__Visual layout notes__
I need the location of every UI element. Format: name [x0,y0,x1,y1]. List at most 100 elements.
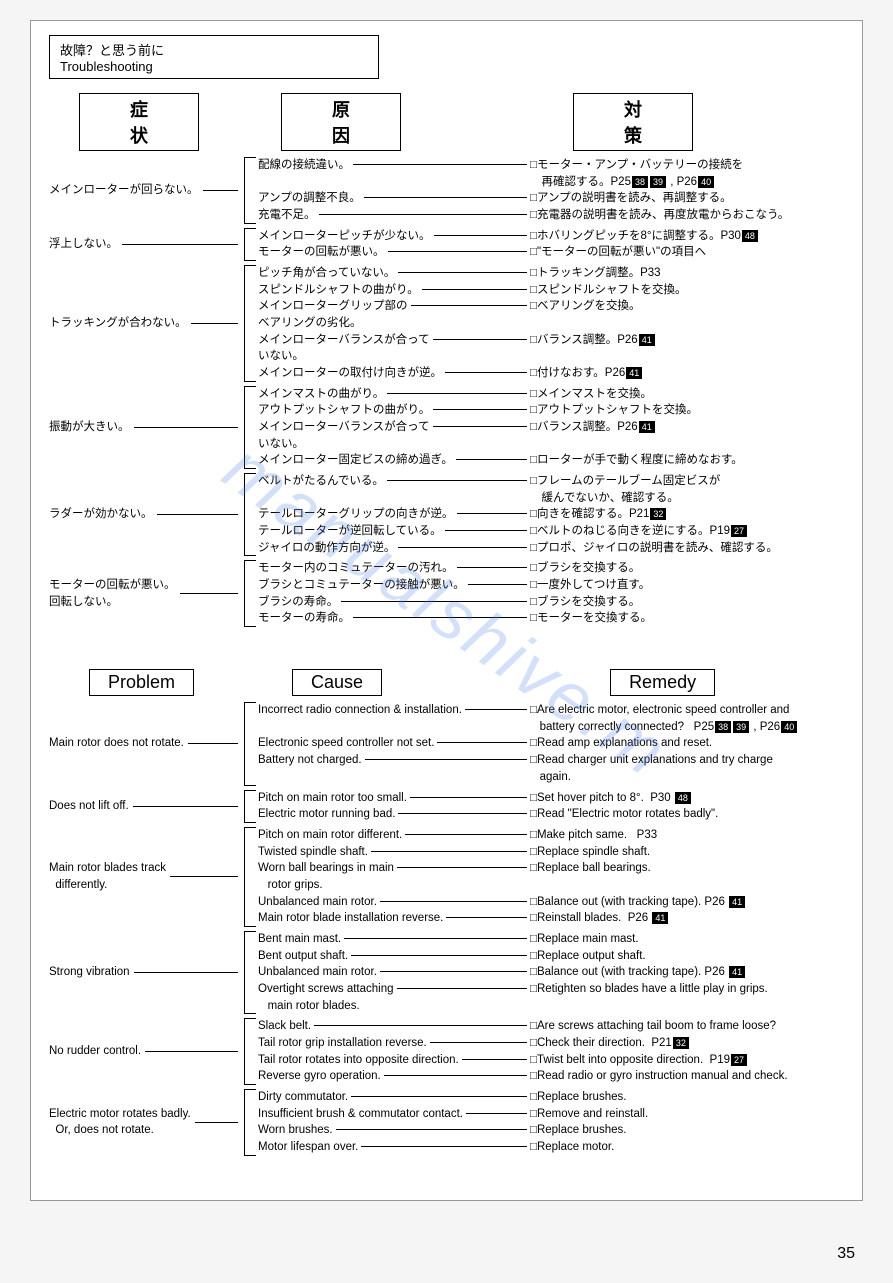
remedy-cell: □ホバリングピッチを8°に調整する。P3048 [530,228,844,245]
cause-cell: Electric motor running bad. [258,806,530,823]
cause-remedy-block: モーター内のコミュテーターの汚れ。□ブラシを交換する。ブラシとコミュテーターの接… [258,560,844,627]
remedy-cell: □ベアリングを交換。 [530,298,844,331]
remedy-text: □ベルトのねじる向きを逆にする。P19 [530,525,730,537]
connector-line [405,834,527,835]
page-ref-badge: 27 [731,1054,747,1066]
remedy-text: □一度外してつけ直す。 [530,579,650,591]
cause-cell: メインマストの曲がり。 [258,386,530,403]
remedy-text: □ブラシを交換する。 [530,596,640,608]
troubleshoot-group: 振動が大きい。メインマストの曲がり。□メインマストを交換。アウトプットシャフトの… [49,386,844,469]
page-ref-badge: 40 [781,721,797,733]
page-ref-badge: 41 [729,966,745,978]
cause-remedy-row: Bent output shaft.□Replace output shaft. [258,948,844,965]
cause-remedy-row: ブラシの寿命。□ブラシを交換する。 [258,594,844,611]
cause-cell: Main rotor blade installation reverse. [258,910,530,927]
remedy-text: □メインマストを交換。 [530,388,652,400]
cause-text: メインローターピッチが少ない。 [258,228,431,245]
cause-text: 充電不足。 [258,207,316,224]
cause-cell: Motor lifespan over. [258,1139,530,1156]
cause-remedy-row: メインローター固定ビスの締め過ぎ。 □ローターが手で動く程度に締めなおす。 [258,452,844,469]
cause-text: Tail rotor grip installation reverse. [258,1035,427,1052]
connector-line [351,955,527,956]
cause-cell: モーター内のコミュテーターの汚れ。 [258,560,530,577]
cause-cell: アウトプットシャフトの曲がり。 [258,402,530,419]
bracket-icon [244,157,256,224]
cause-remedy-row: Worn ball bearings in main rotor grips.□… [258,860,844,893]
remedy-cell: □"モーターの回転が悪い"の項目へ [530,244,844,261]
remedy-text: □Replace brushes. [530,1091,626,1103]
cause-remedy-row: Bent main mast. □Replace main mast. [258,931,844,948]
connector-line [188,743,238,744]
cause-cell: テールローターが逆回転している。 [258,523,530,540]
cause-cell: Unbalanced main rotor. [258,964,530,981]
bracket-icon [244,931,256,1014]
connector-line [353,164,527,165]
cause-text: テールローターグリップの向きが逆。 [258,506,454,523]
connector-line [180,593,239,594]
cause-text: Bent main mast. [258,931,341,948]
remedy-cell: □Replace brushes. [530,1089,844,1106]
symptom-cell: トラッキングが合わない。 [49,315,244,332]
cause-remedy-row: 充電不足。□充電器の説明書を読み、再度放電からおこなう。 [258,207,844,224]
remedy-cell: □Replace main mast. [530,931,844,948]
page-ref-badge: 39 [650,176,666,188]
cause-text: ベルトがたるんでいる。 [258,473,384,490]
connector-line [365,759,527,760]
cause-remedy-row: Pitch on main rotor different.□Make pitc… [258,827,844,844]
connector-line [398,547,527,548]
page-ref-badge: 41 [639,334,655,346]
cause-cell: 充電不足。 [258,207,530,224]
remedy-cell: □Are screws attaching tail boom to frame… [530,1018,844,1035]
cause-text: ブラシとコミュテーターの接触が悪い。 [258,577,465,594]
cause-text: Main rotor blade installation reverse. [258,910,443,927]
remedy-text: □向きを確認する。P21 [530,508,649,520]
header-remedy-jp: 対策 [573,93,693,151]
troubleshoot-group: モーターの回転が悪い。 回転しない。モーター内のコミュテーターの汚れ。□ブラシを… [49,560,844,627]
cause-cell: Pitch on main rotor different. [258,827,530,844]
cause-cell: Battery not charged. [258,752,530,785]
cause-cell: Bent main mast. [258,931,530,948]
connector-line [380,971,527,972]
remedy-text: □Replace motor. [530,1141,614,1153]
remedy-text: □スピンドルシャフトを交換。 [530,284,686,296]
remedy-cell: □ブラシを交換する。 [530,560,844,577]
remedy-text: □Replace ball bearings. [530,862,651,874]
cause-cell: Twisted spindle shaft. [258,844,530,861]
cause-remedy-row: Pitch on main rotor too small.□Set hover… [258,790,844,807]
cause-remedy-row: テールローターが逆回転している。□ベルトのねじる向きを逆にする。P1927 [258,523,844,540]
remedy-cell: □バランス調整。P2641 [530,419,844,452]
document-page: manualshive.m 故障？と思う前に Troubleshooting 症… [30,20,863,1201]
remedy-cell: □Twist belt into opposite direction. P19… [530,1052,844,1069]
cause-text: Battery not charged. [258,752,362,769]
connector-line [145,1051,238,1052]
bracket-icon [244,790,256,823]
connector-line [134,972,238,973]
cause-remedy-row: メインマストの曲がり。□メインマストを交換。 [258,386,844,403]
troubleshoot-group: No rudder control.Slack belt.□Are screws… [49,1018,844,1085]
cause-remedy-row: Motor lifespan over.□Replace motor. [258,1139,844,1156]
symptom-text: トラッキングが合わない。 [49,315,187,332]
remedy-cell: □メインマストを交換。 [530,386,844,403]
remedy-text: □フレームのテールブーム固定ビスが 緩んでないか、確認する。 [530,475,720,504]
connector-line [446,917,527,918]
cause-remedy-row: メインローターバランスが合って いない。□バランス調整。P2641 [258,419,844,452]
cause-text: メインローター固定ビスの締め過ぎ。 [258,452,453,469]
title-jp: 故障？と思う前に [60,40,368,59]
connector-line [462,1059,527,1060]
troubleshoot-group: Strong vibrationBent main mast.□Replace … [49,931,844,1014]
connector-line [445,530,527,531]
cause-text: Tail rotor rotates into opposite directi… [258,1052,459,1069]
remedy-cell: □Read amp explanations and reset. [530,735,844,752]
connector-line [380,901,527,902]
cause-remedy-block: Dirty commutator.□Replace brushes.Insuff… [258,1089,844,1156]
symptom-cell: ラダーが効かない。 [49,506,244,523]
bracket-icon [244,702,256,785]
remedy-text: □Check their direction. P21 [530,1037,672,1049]
connector-line [457,513,528,514]
remedy-cell: □フレームのテールブーム固定ビスが 緩んでないか、確認する。 [530,473,844,506]
remedy-text: □Set hover pitch to 8°. P30 [530,792,674,804]
remedy-cell: □ローターが手で動く程度に締めなおす。 [530,452,844,469]
cause-text: メインローターの取付け向きが逆。 [258,365,442,382]
cause-cell: アンプの調整不良。 [258,190,530,207]
cause-text: スピンドルシャフトの曲がり。 [258,282,419,299]
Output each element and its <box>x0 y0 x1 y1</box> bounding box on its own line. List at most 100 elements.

__Description of the task__
Copy out every row above word for word, but leave out the pictures.

__The completed task__
I need the location of every UI element. Format: name [x0,y0,x1,y1]. List at most 100 elements.
remedy-cell: □ホバリングピッチを8°に調整する。P3048 [530,228,844,245]
cause-cell: Electric motor running bad. [258,806,530,823]
cause-remedy-block: モーター内のコミュテーターの汚れ。□ブラシを交換する。ブラシとコミュテーターの接… [258,560,844,627]
remedy-cell: □ベアリングを交換。 [530,298,844,331]
remedy-text: □ベルトのねじる向きを逆にする。P19 [530,525,730,537]
connector-line [405,834,527,835]
page-ref-badge: 27 [731,1054,747,1066]
remedy-text: □一度外してつけ直す。 [530,579,650,591]
cause-cell: メインマストの曲がり。 [258,386,530,403]
remedy-text: □ブラシを交換する。 [530,596,640,608]
troubleshoot-group: 振動が大きい。メインマストの曲がり。□メインマストを交換。アウトプットシャフトの… [49,386,844,469]
page-ref-badge: 40 [781,721,797,733]
page-ref-badge: 41 [729,966,745,978]
cause-remedy-row: Bent output shaft.□Replace output shaft. [258,948,844,965]
cause-remedy-row: ブラシの寿命。□ブラシを交換する。 [258,594,844,611]
cause-cell: Main rotor blade installation reverse. [258,910,530,927]
remedy-text: □メインマストを交換。 [530,388,652,400]
cause-text: メインローターピッチが少ない。 [258,228,431,245]
cause-text: 充電不足。 [258,207,316,224]
cause-cell: Motor lifespan over. [258,1139,530,1156]
cause-remedy-row: メインローター固定ビスの締め過ぎ。 □ローターが手で動く程度に締めなおす。 [258,452,844,469]
cause-text: Tail rotor grip installation reverse. [258,1035,427,1052]
connector-line [351,955,527,956]
cause-cell: モーター内のコミュテーターの汚れ。 [258,560,530,577]
cause-cell: アウトプットシャフトの曲がり。 [258,402,530,419]
bracket-icon [244,157,256,224]
cause-remedy-row: Worn ball bearings in main rotor grips.□… [258,860,844,893]
remedy-cell: □"モーターの回転が悪い"の項目へ [530,244,844,261]
remedy-text: □Replace brushes. [530,1091,626,1103]
cause-remedy-row: Bent main mast. □Replace main mast. [258,931,844,948]
connector-line [188,743,238,744]
cause-cell: テールローターが逆回転している。 [258,523,530,540]
cause-cell: Unbalanced main rotor. [258,964,530,981]
bracket-icon [244,931,256,1014]
connector-line [353,164,527,165]
cause-text: テールローターグリップの向きが逆。 [258,506,454,523]
connector-line [180,593,239,594]
cause-text: Bent main mast. [258,931,341,948]
remedy-cell: □Replace brushes. [530,1089,844,1106]
symptom-cell: トラッキングが合わない。 [49,315,244,332]
cause-remedy-row: 充電不足。□充電器の説明書を読み、再度放電からおこなう。 [258,207,844,224]
remedy-cell: □Replace main mast. [530,931,844,948]
page-ref-badge: 39 [650,176,666,188]
cause-text: ベルトがたるんでいる。 [258,473,384,490]
connector-line [365,759,527,760]
cause-remedy-row: Pitch on main rotor different.□Make pitc… [258,827,844,844]
connector-line [398,547,527,548]
page-ref-badge: 41 [639,334,655,346]
cause-cell: 充電不足。 [258,207,530,224]
remedy-cell: □Are screws attaching tail boom to frame… [530,1018,844,1035]
cause-text: ブラシとコミュテーターの接触が悪い。 [258,577,465,594]
cause-text: Main rotor blade installation reverse. [258,910,443,927]
remedy-text: □向きを確認する。P21 [530,508,649,520]
header-remedy-jp: 対策 [573,93,693,151]
troubleshoot-group: モーターの回転が悪い。 回転しない。モーター内のコミュテーターの汚れ。□ブラシを… [49,560,844,627]
cause-cell: Pitch on main rotor different. [258,827,530,844]
cause-cell: Battery not charged. [258,752,530,785]
cause-cell: Bent main mast. [258,931,530,948]
connector-line [380,971,527,972]
remedy-text: □Replace motor. [530,1141,614,1153]
remedy-text: □スピンドルシャフトを交換。 [530,284,686,296]
remedy-cell: □ブラシを交換する。 [530,560,844,577]
remedy-text: □Replace ball bearings. [530,862,651,874]
cause-cell: Twisted spindle shaft. [258,844,530,861]
cause-remedy-row: Pitch on main rotor too small.□Set hover… [258,790,844,807]
cause-remedy-row: テールローターが逆回転している。□ベルトのねじる向きを逆にする。P1927 [258,523,844,540]
remedy-cell: □バランス調整。P2641 [530,419,844,452]
document-page: manualshive.m 故障？と思う前に Troubleshooting 症… [30,20,863,1201]
remedy-cell: □Twist belt into opposite direction. P19… [530,1052,844,1069]
cause-text: Battery not charged. [258,752,362,769]
connector-line [145,1051,238,1052]
bracket-icon [244,790,256,823]
connector-line [134,972,238,973]
cause-remedy-row: メインマストの曲がり。□メインマストを交換。 [258,386,844,403]
troubleshoot-group: No rudder control.Slack belt.□Are screws… [49,1018,844,1085]
cause-remedy-row: Motor lifespan over.□Replace motor. [258,1139,844,1156]
symptom-text: トラッキングが合わない。 [49,315,187,332]
remedy-cell: □メインマストを交換。 [530,386,844,403]
remedy-text: □フレームのテールブーム固定ビスが 緩んでないか、確認する。 [530,475,720,504]
connector-line [446,917,527,918]
cause-remedy-row: メインローターバランスが合って いない。□バランス調整。P2641 [258,419,844,452]
cause-text: メインローター固定ビスの締め過ぎ。 [258,452,453,469]
title-jp: 故障？と思う前に [60,40,368,59]
connector-line [462,1059,527,1060]
troubleshoot-group: Strong vibrationBent main mast.□Replace … [49,931,844,1014]
connector-line [445,530,527,531]
cause-text: Tail rotor rotates into opposite directi… [258,1052,459,1069]
remedy-cell: □Read amp explanations and reset. [530,735,844,752]
connector-line [380,901,527,902]
cause-remedy-block: Dirty commutator.□Replace brushes.Insuff… [258,1089,844,1156]
symptom-cell: ラダーが効かない。 [49,506,244,523]
bracket-icon [244,702,256,785]
remedy-text: □Check their direction. P21 [530,1037,672,1049]
connector-line [457,513,528,514]
remedy-cell: □フレームのテールブーム固定ビスが 緩んでないか、確認する。 [530,473,844,506]
remedy-text: □Set hover pitch to 8°. P30 [530,792,674,804]
remedy-cell: □ローターが手で動く程度に締めなおす。 [530,452,844,469]
cause-text: メインローターの取付け向きが逆。 [258,365,442,382]
cause-cell: アンプの調整不良。 [258,190,530,207]
cause-text: スピンドルシャフトの曲がり。 [258,282,419,299]
Output each element and its <box>x0 y0 x1 y1</box> bounding box on its own line. List at most 100 elements.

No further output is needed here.